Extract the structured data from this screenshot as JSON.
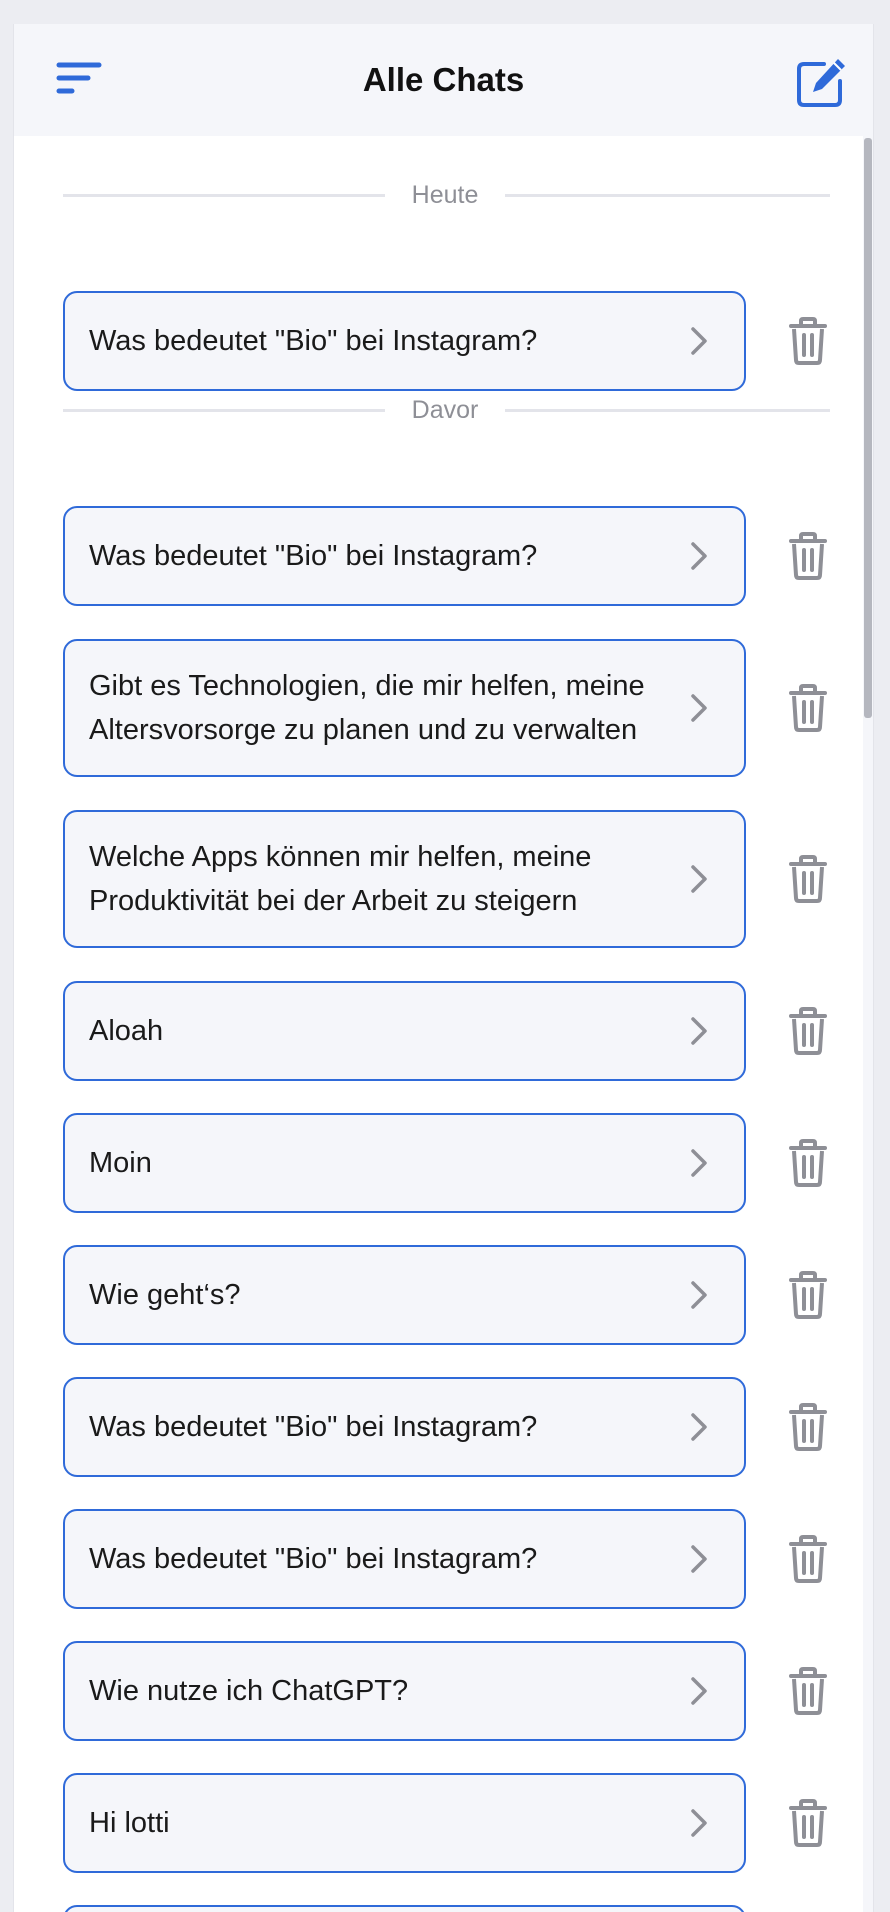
{
  "header": {
    "title": "Alle Chats",
    "menu_icon": "menu-icon",
    "compose_icon": "compose-icon"
  },
  "colors": {
    "accent": "#2f6ad9",
    "card_bg": "#f5f6fa",
    "divider": "#e3e4ea",
    "icon_gray": "#8e8f96"
  },
  "sections": [
    {
      "label": "Heute"
    },
    {
      "label": "Davor"
    }
  ],
  "chats": [
    {
      "title": "Was bedeutet \"Bio\" bei Instagram?",
      "section": "Heute"
    },
    {
      "title": "Was bedeutet \"Bio\" bei Instagram?",
      "section": "Davor"
    },
    {
      "title": "Gibt es Technologien, die mir helfen, meine Altersvorsorge zu planen und zu verwalten",
      "section": "Davor"
    },
    {
      "title": "Welche Apps können mir helfen, meine Produktivität bei der Arbeit zu steigern",
      "section": "Davor"
    },
    {
      "title": "Aloah",
      "section": "Davor"
    },
    {
      "title": "Moin",
      "section": "Davor"
    },
    {
      "title": "Wie geht‘s?",
      "section": "Davor"
    },
    {
      "title": "Was bedeutet \"Bio\" bei Instagram?",
      "section": "Davor"
    },
    {
      "title": "Was bedeutet \"Bio\" bei Instagram?",
      "section": "Davor"
    },
    {
      "title": "Wie nutze ich ChatGPT?",
      "section": "Davor"
    },
    {
      "title": "Hi lotti",
      "section": "Davor"
    },
    {
      "title": "",
      "section": "Davor"
    }
  ],
  "icons": {
    "chevron": "chevron-right-icon",
    "delete": "trash-icon"
  }
}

[Directions for this task] Write the listing out a second time exactly, dropping all images.

[Complete output]
Extract the structured data from this screenshot as JSON.
{
  "header": {
    "title": "Alle Chats",
    "menu_icon": "menu-icon",
    "compose_icon": "compose-icon"
  },
  "colors": {
    "accent": "#2f6ad9",
    "card_bg": "#f5f6fa",
    "divider": "#e3e4ea",
    "icon_gray": "#8e8f96"
  },
  "sections": [
    {
      "label": "Heute"
    },
    {
      "label": "Davor"
    }
  ],
  "chats": [
    {
      "title": "Was bedeutet \"Bio\" bei Instagram?",
      "section": "Heute"
    },
    {
      "title": "Was bedeutet \"Bio\" bei Instagram?",
      "section": "Davor"
    },
    {
      "title": "Gibt es Technologien, die mir helfen, meine Altersvorsorge zu planen und zu verwalten",
      "section": "Davor"
    },
    {
      "title": "Welche Apps können mir helfen, meine Produktivität bei der Arbeit zu steigern",
      "section": "Davor"
    },
    {
      "title": "Aloah",
      "section": "Davor"
    },
    {
      "title": "Moin",
      "section": "Davor"
    },
    {
      "title": "Wie geht‘s?",
      "section": "Davor"
    },
    {
      "title": "Was bedeutet \"Bio\" bei Instagram?",
      "section": "Davor"
    },
    {
      "title": "Was bedeutet \"Bio\" bei Instagram?",
      "section": "Davor"
    },
    {
      "title": "Wie nutze ich ChatGPT?",
      "section": "Davor"
    },
    {
      "title": "Hi lotti",
      "section": "Davor"
    },
    {
      "title": "",
      "section": "Davor"
    }
  ],
  "icons": {
    "chevron": "chevron-right-icon",
    "delete": "trash-icon"
  }
}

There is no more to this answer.